[Figure content listings]
__________

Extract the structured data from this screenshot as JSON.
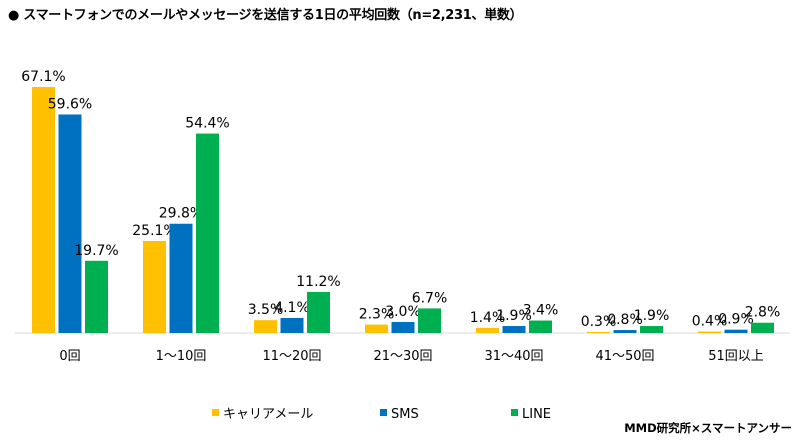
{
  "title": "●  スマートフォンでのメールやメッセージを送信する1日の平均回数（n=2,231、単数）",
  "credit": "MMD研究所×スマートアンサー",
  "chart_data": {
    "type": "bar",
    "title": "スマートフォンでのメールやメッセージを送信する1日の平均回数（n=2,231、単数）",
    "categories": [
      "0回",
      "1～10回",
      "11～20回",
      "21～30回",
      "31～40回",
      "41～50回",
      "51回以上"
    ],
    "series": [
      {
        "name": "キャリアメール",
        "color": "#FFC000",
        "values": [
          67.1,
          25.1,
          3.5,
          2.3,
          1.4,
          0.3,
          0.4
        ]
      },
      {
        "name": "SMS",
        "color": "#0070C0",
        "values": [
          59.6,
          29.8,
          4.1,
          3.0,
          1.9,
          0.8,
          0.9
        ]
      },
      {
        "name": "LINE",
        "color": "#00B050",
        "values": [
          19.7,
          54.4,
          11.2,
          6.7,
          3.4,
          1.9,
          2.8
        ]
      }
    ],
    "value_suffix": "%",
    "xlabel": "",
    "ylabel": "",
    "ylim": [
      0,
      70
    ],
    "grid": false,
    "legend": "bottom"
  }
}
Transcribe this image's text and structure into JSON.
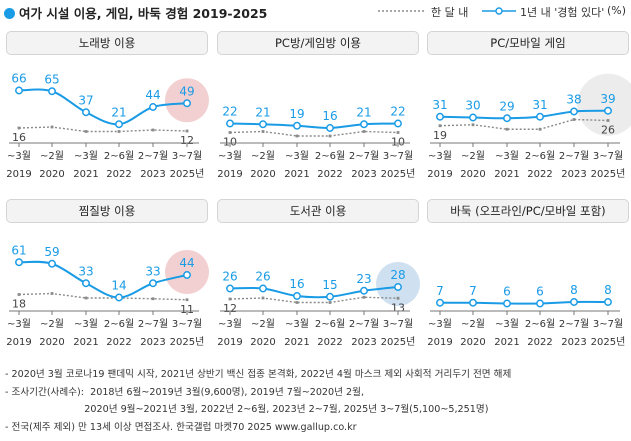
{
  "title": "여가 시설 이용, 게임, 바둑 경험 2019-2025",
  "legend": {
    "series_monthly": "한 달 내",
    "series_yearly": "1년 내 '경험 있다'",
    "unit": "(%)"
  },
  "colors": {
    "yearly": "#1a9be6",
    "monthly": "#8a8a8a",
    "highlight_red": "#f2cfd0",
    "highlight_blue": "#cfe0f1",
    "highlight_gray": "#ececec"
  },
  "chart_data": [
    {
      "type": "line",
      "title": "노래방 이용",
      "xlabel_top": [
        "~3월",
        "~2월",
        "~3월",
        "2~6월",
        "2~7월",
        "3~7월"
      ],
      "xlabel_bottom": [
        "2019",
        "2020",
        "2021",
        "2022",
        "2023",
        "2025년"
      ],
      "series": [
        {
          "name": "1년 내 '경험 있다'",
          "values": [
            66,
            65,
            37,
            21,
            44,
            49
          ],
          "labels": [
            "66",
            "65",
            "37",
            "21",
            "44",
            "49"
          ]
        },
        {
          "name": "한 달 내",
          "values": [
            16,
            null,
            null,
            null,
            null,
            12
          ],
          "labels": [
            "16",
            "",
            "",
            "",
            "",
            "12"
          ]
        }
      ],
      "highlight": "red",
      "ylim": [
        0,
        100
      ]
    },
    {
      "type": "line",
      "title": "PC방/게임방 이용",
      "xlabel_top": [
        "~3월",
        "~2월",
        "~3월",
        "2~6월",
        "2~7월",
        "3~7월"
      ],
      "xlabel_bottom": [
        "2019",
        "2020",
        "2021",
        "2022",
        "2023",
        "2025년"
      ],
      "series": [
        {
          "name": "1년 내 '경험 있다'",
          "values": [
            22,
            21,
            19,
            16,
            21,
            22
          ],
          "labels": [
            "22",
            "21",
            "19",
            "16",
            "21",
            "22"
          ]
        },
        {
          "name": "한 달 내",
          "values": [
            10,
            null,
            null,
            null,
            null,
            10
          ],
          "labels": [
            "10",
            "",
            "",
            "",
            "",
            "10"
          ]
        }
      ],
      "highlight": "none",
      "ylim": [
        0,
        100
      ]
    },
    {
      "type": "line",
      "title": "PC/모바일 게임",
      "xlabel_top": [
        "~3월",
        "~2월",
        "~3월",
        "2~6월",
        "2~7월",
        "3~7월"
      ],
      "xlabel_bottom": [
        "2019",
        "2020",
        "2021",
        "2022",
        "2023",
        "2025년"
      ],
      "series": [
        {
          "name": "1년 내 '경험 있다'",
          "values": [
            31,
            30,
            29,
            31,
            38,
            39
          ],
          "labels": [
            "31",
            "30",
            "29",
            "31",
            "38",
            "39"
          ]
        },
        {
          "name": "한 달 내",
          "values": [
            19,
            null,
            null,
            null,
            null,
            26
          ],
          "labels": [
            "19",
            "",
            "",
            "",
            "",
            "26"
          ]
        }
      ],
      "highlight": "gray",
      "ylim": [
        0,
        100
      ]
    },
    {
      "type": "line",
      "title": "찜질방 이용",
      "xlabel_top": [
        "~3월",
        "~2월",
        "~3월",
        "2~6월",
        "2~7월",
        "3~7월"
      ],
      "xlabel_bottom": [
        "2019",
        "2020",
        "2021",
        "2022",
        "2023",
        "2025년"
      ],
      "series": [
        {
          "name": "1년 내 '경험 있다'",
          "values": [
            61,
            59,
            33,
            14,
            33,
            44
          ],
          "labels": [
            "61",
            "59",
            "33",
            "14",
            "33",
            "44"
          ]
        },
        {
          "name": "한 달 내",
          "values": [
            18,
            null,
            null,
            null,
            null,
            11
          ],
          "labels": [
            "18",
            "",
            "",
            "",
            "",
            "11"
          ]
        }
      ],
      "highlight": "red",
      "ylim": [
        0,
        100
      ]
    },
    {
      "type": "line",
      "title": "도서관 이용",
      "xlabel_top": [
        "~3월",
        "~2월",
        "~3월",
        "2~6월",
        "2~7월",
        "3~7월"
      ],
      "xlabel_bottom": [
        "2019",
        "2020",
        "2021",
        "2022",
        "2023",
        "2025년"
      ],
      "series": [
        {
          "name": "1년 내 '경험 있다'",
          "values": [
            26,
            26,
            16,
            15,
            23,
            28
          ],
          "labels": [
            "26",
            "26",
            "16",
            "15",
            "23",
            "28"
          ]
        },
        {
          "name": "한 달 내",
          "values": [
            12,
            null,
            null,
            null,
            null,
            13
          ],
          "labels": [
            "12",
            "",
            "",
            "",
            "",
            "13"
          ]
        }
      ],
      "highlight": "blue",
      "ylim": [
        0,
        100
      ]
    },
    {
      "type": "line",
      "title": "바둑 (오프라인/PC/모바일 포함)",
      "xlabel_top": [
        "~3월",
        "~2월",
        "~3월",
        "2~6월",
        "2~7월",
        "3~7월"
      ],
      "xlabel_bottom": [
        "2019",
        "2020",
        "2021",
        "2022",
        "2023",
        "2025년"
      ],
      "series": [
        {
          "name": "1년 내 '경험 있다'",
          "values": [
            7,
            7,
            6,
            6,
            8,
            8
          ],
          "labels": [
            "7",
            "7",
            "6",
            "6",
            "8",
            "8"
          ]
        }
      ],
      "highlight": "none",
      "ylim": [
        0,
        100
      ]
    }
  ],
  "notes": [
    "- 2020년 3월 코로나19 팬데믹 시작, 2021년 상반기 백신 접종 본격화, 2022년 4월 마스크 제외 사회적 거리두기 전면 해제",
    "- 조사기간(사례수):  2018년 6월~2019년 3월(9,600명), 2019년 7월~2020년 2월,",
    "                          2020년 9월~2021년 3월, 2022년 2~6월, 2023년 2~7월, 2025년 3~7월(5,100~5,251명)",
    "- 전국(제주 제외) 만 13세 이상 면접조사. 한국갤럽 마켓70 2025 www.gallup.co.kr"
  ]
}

__________

## [Your task]
Output the data above without changes, apart from leaving out the pictures.

## [Answer below]
Extract the structured data from this screenshot as JSON.
{
  "title": "●  スマートフォンでのメールやメッセージを送信する1日の平均回数（n=2,231、単数）",
  "credit": "MMD研究所×スマートアンサー",
  "chart_data": {
    "type": "bar",
    "title": "スマートフォンでのメールやメッセージを送信する1日の平均回数（n=2,231、単数）",
    "categories": [
      "0回",
      "1～10回",
      "11～20回",
      "21～30回",
      "31～40回",
      "41～50回",
      "51回以上"
    ],
    "series": [
      {
        "name": "キャリアメール",
        "color": "#FFC000",
        "values": [
          67.1,
          25.1,
          3.5,
          2.3,
          1.4,
          0.3,
          0.4
        ]
      },
      {
        "name": "SMS",
        "color": "#0070C0",
        "values": [
          59.6,
          29.8,
          4.1,
          3.0,
          1.9,
          0.8,
          0.9
        ]
      },
      {
        "name": "LINE",
        "color": "#00B050",
        "values": [
          19.7,
          54.4,
          11.2,
          6.7,
          3.4,
          1.9,
          2.8
        ]
      }
    ],
    "value_suffix": "%",
    "xlabel": "",
    "ylabel": "",
    "ylim": [
      0,
      70
    ],
    "grid": false,
    "legend": "bottom"
  }
}
Transcribe this image's text and structure into JSON.
{
  "title": "여가 시설 이용, 게임, 바둑 경험 2019-2025",
  "legend": {
    "series_monthly": "한 달 내",
    "series_yearly": "1년 내 '경험 있다'",
    "unit": "(%)"
  },
  "colors": {
    "yearly": "#1a9be6",
    "monthly": "#8a8a8a",
    "highlight_red": "#f2cfd0",
    "highlight_blue": "#cfe0f1",
    "highlight_gray": "#ececec"
  },
  "chart_data": [
    {
      "type": "line",
      "title": "노래방 이용",
      "xlabel_top": [
        "~3월",
        "~2월",
        "~3월",
        "2~6월",
        "2~7월",
        "3~7월"
      ],
      "xlabel_bottom": [
        "2019",
        "2020",
        "2021",
        "2022",
        "2023",
        "2025년"
      ],
      "series": [
        {
          "name": "1년 내 '경험 있다'",
          "values": [
            66,
            65,
            37,
            21,
            44,
            49
          ],
          "labels": [
            "66",
            "65",
            "37",
            "21",
            "44",
            "49"
          ]
        },
        {
          "name": "한 달 내",
          "values": [
            16,
            null,
            null,
            null,
            null,
            12
          ],
          "labels": [
            "16",
            "",
            "",
            "",
            "",
            "12"
          ]
        }
      ],
      "highlight": "red",
      "ylim": [
        0,
        100
      ]
    },
    {
      "type": "line",
      "title": "PC방/게임방 이용",
      "xlabel_top": [
        "~3월",
        "~2월",
        "~3월",
        "2~6월",
        "2~7월",
        "3~7월"
      ],
      "xlabel_bottom": [
        "2019",
        "2020",
        "2021",
        "2022",
        "2023",
        "2025년"
      ],
      "series": [
        {
          "name": "1년 내 '경험 있다'",
          "values": [
            22,
            21,
            19,
            16,
            21,
            22
          ],
          "labels": [
            "22",
            "21",
            "19",
            "16",
            "21",
            "22"
          ]
        },
        {
          "name": "한 달 내",
          "values": [
            10,
            null,
            null,
            null,
            null,
            10
          ],
          "labels": [
            "10",
            "",
            "",
            "",
            "",
            "10"
          ]
        }
      ],
      "highlight": "none",
      "ylim": [
        0,
        100
      ]
    },
    {
      "type": "line",
      "title": "PC/모바일 게임",
      "xlabel_top": [
        "~3월",
        "~2월",
        "~3월",
        "2~6월",
        "2~7월",
        "3~7월"
      ],
      "xlabel_bottom": [
        "2019",
        "2020",
        "2021",
        "2022",
        "2023",
        "2025년"
      ],
      "series": [
        {
          "name": "1년 내 '경험 있다'",
          "values": [
            31,
            30,
            29,
            31,
            38,
            39
          ],
          "labels": [
            "31",
            "30",
            "29",
            "31",
            "38",
            "39"
          ]
        },
        {
          "name": "한 달 내",
          "values": [
            19,
            null,
            null,
            null,
            null,
            26
          ],
          "labels": [
            "19",
            "",
            "",
            "",
            "",
            "26"
          ]
        }
      ],
      "highlight": "gray",
      "ylim": [
        0,
        100
      ]
    },
    {
      "type": "line",
      "title": "찜질방 이용",
      "xlabel_top": [
        "~3월",
        "~2월",
        "~3월",
        "2~6월",
        "2~7월",
        "3~7월"
      ],
      "xlabel_bottom": [
        "2019",
        "2020",
        "2021",
        "2022",
        "2023",
        "2025년"
      ],
      "series": [
        {
          "name": "1년 내 '경험 있다'",
          "values": [
            61,
            59,
            33,
            14,
            33,
            44
          ],
          "labels": [
            "61",
            "59",
            "33",
            "14",
            "33",
            "44"
          ]
        },
        {
          "name": "한 달 내",
          "values": [
            18,
            null,
            null,
            null,
            null,
            11
          ],
          "labels": [
            "18",
            "",
            "",
            "",
            "",
            "11"
          ]
        }
      ],
      "highlight": "red",
      "ylim": [
        0,
        100
      ]
    },
    {
      "type": "line",
      "title": "도서관 이용",
      "xlabel_top": [
        "~3월",
        "~2월",
        "~3월",
        "2~6월",
        "2~7월",
        "3~7월"
      ],
      "xlabel_bottom": [
        "2019",
        "2020",
        "2021",
        "2022",
        "2023",
        "2025년"
      ],
      "series": [
        {
          "name": "1년 내 '경험 있다'",
          "values": [
            26,
            26,
            16,
            15,
            23,
            28
          ],
          "labels": [
            "26",
            "26",
            "16",
            "15",
            "23",
            "28"
          ]
        },
        {
          "name": "한 달 내",
          "values": [
            12,
            null,
            null,
            null,
            null,
            13
          ],
          "labels": [
            "12",
            "",
            "",
            "",
            "",
            "13"
          ]
        }
      ],
      "highlight": "blue",
      "ylim": [
        0,
        100
      ]
    },
    {
      "type": "line",
      "title": "바둑 (오프라인/PC/모바일 포함)",
      "xlabel_top": [
        "~3월",
        "~2월",
        "~3월",
        "2~6월",
        "2~7월",
        "3~7월"
      ],
      "xlabel_bottom": [
        "2019",
        "2020",
        "2021",
        "2022",
        "2023",
        "2025년"
      ],
      "series": [
        {
          "name": "1년 내 '경험 있다'",
          "values": [
            7,
            7,
            6,
            6,
            8,
            8
          ],
          "labels": [
            "7",
            "7",
            "6",
            "6",
            "8",
            "8"
          ]
        }
      ],
      "highlight": "none",
      "ylim": [
        0,
        100
      ]
    }
  ],
  "notes": [
    "- 2020년 3월 코로나19 팬데믹 시작, 2021년 상반기 백신 접종 본격화, 2022년 4월 마스크 제외 사회적 거리두기 전면 해제",
    "- 조사기간(사례수):  2018년 6월~2019년 3월(9,600명), 2019년 7월~2020년 2월,",
    "                          2020년 9월~2021년 3월, 2022년 2~6월, 2023년 2~7월, 2025년 3~7월(5,100~5,251명)",
    "- 전국(제주 제외) 만 13세 이상 면접조사. 한국갤럽 마켓70 2025 www.gallup.co.kr"
  ]
}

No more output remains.